Answer from the handout on writing a review of the literature:
(a) What is the purpose of such a review?
(b) Which aspect of an argument does the handout describe as framing the issue and guiding the selection of data?
(c) What does the handout call the essence of the classical approach to political philosophy?

━━━ Extract

Classical Political Thought (PolSci 4100) http://webpages.charter.net/corso/

Dr. Corso

Review of the Literature

A review of the literature is an essay about what has been written on a given topic. It is not, as such, an essay on the topic. The purpose of such a review is to give an intelligent order to the writing on a topic. It does this by assembling, analyzing and categorizing the writings in a meaningful and useful way.

Once you read into a given literature far enough, you will see patterns emerge. These will allow you to group the writings under the various positions, perspectives or approaches they take and to distinguish them from other groups of writings. The trick is to find the meaningful groupings. You won’t get a handle on these until you’ve been through all the literature, but you must formulate—and reformulate—these as you go along. The patterns will emerge only with your actively looking for them.

All of the assigned topics are matters of serious controversy. They are arguments about contemporary political issues. It helps to look at each writing as an argument for a position on one of these issues. As such:

  1. It reaches a conclusion, a substantive position that offers a resolution to the issue at hand.
  2. It uses data, some sort of alleged knowledge of the world, human beings or the nature of reality itself to support its conclusion.
  3. It uses concepts, formulated more or less carefully, to frame and define the issue, the terms of its argument and the position it takes to resolve it.
  4. It employs logic, the rational marshalling of concepts and data as premises from which to draw a conclusion and establish a position on the issue.
  5. It employs unexamined assumptions which frame the issue, and guide the selection of the data, the formulation of the concepts and the choice of the logic used to reach a conclusion. These may be metaphysical, ethical, social, political, religious, aesthetic in nature. Whatever their intellectual formulation, they are also reflective of deep commitments to a particular version of reality

Your analysis and organization of your literature can be based on any or all of these aspects of the arguments these writings contain. It is up to you to decide what provides the clearest, most useful and most significant basis or bases for arranging them. Note that individual works coalesce or separate off from others differently depending on which aspect of their arguments you are considering. This is where a review of the literature becomes an art, not merely a science. It is your job to group and differentiate your literature in the ways that are most meaningful and important. This is a judgment call on your part. A review of the literature not only demands a close analysis and a thorough understanding of the relevant writings, but also a series of decisions based on your own over-all conceptualization of the controversy they deal with. You have to think through and decide what the shape and structure of the controversy are. You will do well to imagine that you want to help the citizens following these public controversies to intelligently take part in them. It also helps to keep in mind that you will know more of the relevant literature than any of your audience. This puts a responsibility on you to respect both your privileged position and the ignorance of your audience. You must teach to help them learn. This responsible teaching and empowering of citizens is the essence of the classical approach to political philosophy. It brings scholarship and critical thinking to bear on politics but in a way which respects the freedom of citizens to make their own decisions in political matters. While your own considered positions on your issue are not irrelevant, your job as a reviewer is to help others reach informed and thoughtful positions. It is not to persuade them to accept yours.

━━━━━━
━━━ Data

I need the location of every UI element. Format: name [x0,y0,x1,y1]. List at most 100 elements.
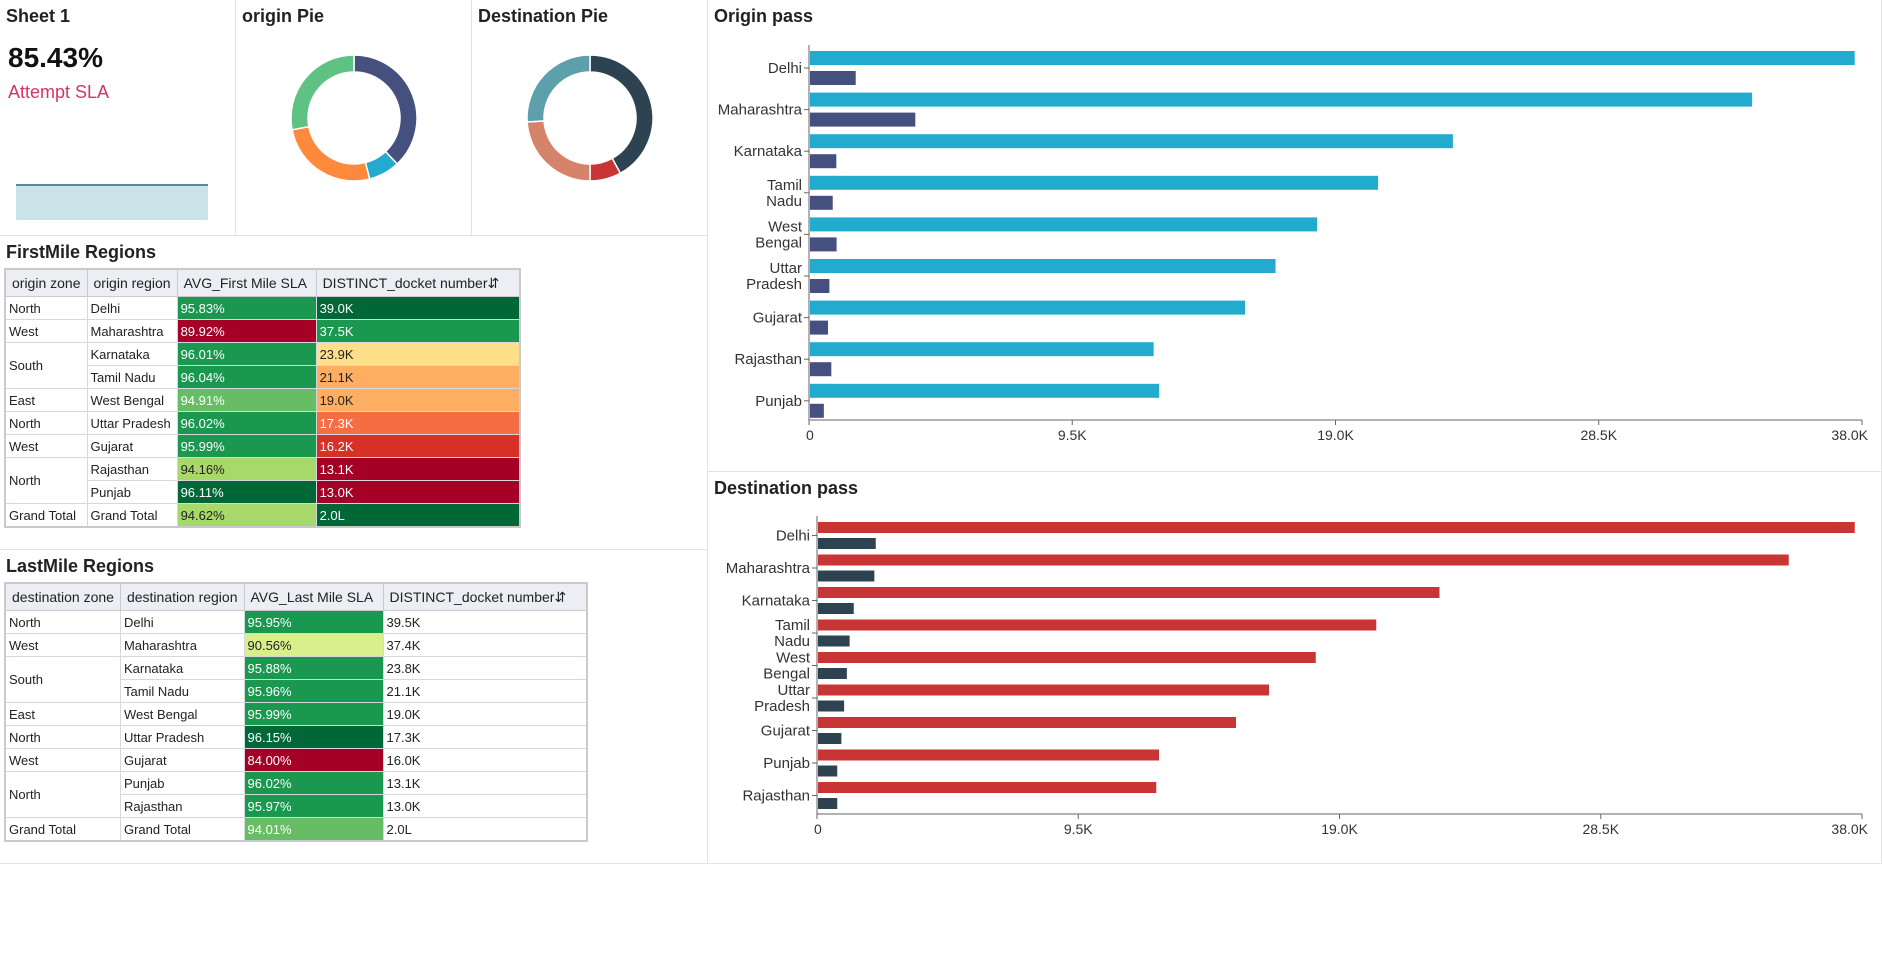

━━━━━━

# Exercise output:
(a) To give an intelligent order to the writing on a topic.
(b) Unexamined assumptions.
(c) Responsible teaching and empowering of citizens.